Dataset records
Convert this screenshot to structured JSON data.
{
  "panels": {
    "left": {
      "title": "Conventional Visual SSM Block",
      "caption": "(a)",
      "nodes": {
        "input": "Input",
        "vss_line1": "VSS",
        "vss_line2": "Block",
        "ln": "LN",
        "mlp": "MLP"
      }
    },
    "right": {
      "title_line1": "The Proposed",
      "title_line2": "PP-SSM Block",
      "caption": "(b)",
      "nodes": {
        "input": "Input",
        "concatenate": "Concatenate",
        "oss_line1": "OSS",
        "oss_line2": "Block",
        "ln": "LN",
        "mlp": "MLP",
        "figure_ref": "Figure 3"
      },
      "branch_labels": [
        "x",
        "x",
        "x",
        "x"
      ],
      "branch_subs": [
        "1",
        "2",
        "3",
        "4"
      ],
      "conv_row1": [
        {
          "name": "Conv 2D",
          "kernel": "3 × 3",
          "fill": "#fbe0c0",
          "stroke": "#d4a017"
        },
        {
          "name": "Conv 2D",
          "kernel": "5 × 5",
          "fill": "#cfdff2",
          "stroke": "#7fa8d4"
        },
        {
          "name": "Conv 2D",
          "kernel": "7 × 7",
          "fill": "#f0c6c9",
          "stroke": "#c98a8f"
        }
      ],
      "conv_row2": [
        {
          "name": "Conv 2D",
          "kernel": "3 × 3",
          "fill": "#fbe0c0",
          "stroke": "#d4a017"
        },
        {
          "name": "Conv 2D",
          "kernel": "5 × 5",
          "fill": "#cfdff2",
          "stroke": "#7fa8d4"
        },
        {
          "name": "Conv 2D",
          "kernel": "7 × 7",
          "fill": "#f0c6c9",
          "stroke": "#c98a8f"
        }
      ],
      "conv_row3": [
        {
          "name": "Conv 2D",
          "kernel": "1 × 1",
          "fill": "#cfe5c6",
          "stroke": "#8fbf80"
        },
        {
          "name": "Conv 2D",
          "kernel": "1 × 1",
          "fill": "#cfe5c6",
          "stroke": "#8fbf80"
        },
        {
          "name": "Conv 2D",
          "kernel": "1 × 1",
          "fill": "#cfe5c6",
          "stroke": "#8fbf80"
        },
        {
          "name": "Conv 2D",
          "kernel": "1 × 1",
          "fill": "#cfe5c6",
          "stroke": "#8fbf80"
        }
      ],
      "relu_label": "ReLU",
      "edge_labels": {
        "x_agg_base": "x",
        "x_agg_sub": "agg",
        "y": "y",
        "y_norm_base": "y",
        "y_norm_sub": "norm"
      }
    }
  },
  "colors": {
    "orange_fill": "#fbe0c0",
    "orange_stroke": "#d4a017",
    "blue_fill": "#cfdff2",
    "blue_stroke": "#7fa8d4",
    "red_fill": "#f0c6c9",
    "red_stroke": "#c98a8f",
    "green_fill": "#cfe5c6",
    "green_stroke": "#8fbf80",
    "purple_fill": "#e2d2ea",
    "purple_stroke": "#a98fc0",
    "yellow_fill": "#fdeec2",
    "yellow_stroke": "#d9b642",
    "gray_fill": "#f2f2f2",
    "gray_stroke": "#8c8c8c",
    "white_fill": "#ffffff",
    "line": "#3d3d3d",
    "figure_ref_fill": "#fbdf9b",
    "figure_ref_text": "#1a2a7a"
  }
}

** TASK DESCRIPTION **
Exactly reproduce every line found in the records.

** TASK SOLUTION **
Convert this screenshot to structured JSON data.
{
  "panels": {
    "left": {
      "title": "Conventional Visual SSM Block",
      "caption": "(a)",
      "nodes": {
        "input": "Input",
        "vss_line1": "VSS",
        "vss_line2": "Block",
        "ln": "LN",
        "mlp": "MLP"
      }
    },
    "right": {
      "title_line1": "The Proposed",
      "title_line2": "PP-SSM Block",
      "caption": "(b)",
      "nodes": {
        "input": "Input",
        "concatenate": "Concatenate",
        "oss_line1": "OSS",
        "oss_line2": "Block",
        "ln": "LN",
        "mlp": "MLP",
        "figure_ref": "Figure 3"
      },
      "branch_labels": [
        "x",
        "x",
        "x",
        "x"
      ],
      "branch_subs": [
        "1",
        "2",
        "3",
        "4"
      ],
      "conv_row1": [
        {
          "name": "Conv 2D",
          "kernel": "3 × 3",
          "fill": "#fbe0c0",
          "stroke": "#d4a017"
        },
        {
          "name": "Conv 2D",
          "kernel": "5 × 5",
          "fill": "#cfdff2",
          "stroke": "#7fa8d4"
        },
        {
          "name": "Conv 2D",
          "kernel": "7 × 7",
          "fill": "#f0c6c9",
          "stroke": "#c98a8f"
        }
      ],
      "conv_row2": [
        {
          "name": "Conv 2D",
          "kernel": "3 × 3",
          "fill": "#fbe0c0",
          "stroke": "#d4a017"
        },
        {
          "name": "Conv 2D",
          "kernel": "5 × 5",
          "fill": "#cfdff2",
          "stroke": "#7fa8d4"
        },
        {
          "name": "Conv 2D",
          "kernel": "7 × 7",
          "fill": "#f0c6c9",
          "stroke": "#c98a8f"
        }
      ],
      "conv_row3": [
        {
          "name": "Conv 2D",
          "kernel": "1 × 1",
          "fill": "#cfe5c6",
          "stroke": "#8fbf80"
        },
        {
          "name": "Conv 2D",
          "kernel": "1 × 1",
          "fill": "#cfe5c6",
          "stroke": "#8fbf80"
        },
        {
          "name": "Conv 2D",
          "kernel": "1 × 1",
          "fill": "#cfe5c6",
          "stroke": "#8fbf80"
        },
        {
          "name": "Conv 2D",
          "kernel": "1 × 1",
          "fill": "#cfe5c6",
          "stroke": "#8fbf80"
        }
      ],
      "relu_label": "ReLU",
      "edge_labels": {
        "x_agg_base": "x",
        "x_agg_sub": "agg",
        "y": "y",
        "y_norm_base": "y",
        "y_norm_sub": "norm"
      }
    }
  },
  "colors": {
    "orange_fill": "#fbe0c0",
    "orange_stroke": "#d4a017",
    "blue_fill": "#cfdff2",
    "blue_stroke": "#7fa8d4",
    "red_fill": "#f0c6c9",
    "red_stroke": "#c98a8f",
    "green_fill": "#cfe5c6",
    "green_stroke": "#8fbf80",
    "purple_fill": "#e2d2ea",
    "purple_stroke": "#a98fc0",
    "yellow_fill": "#fdeec2",
    "yellow_stroke": "#d9b642",
    "gray_fill": "#f2f2f2",
    "gray_stroke": "#8c8c8c",
    "white_fill": "#ffffff",
    "line": "#3d3d3d",
    "figure_ref_fill": "#fbdf9b",
    "figure_ref_text": "#1a2a7a"
  }
}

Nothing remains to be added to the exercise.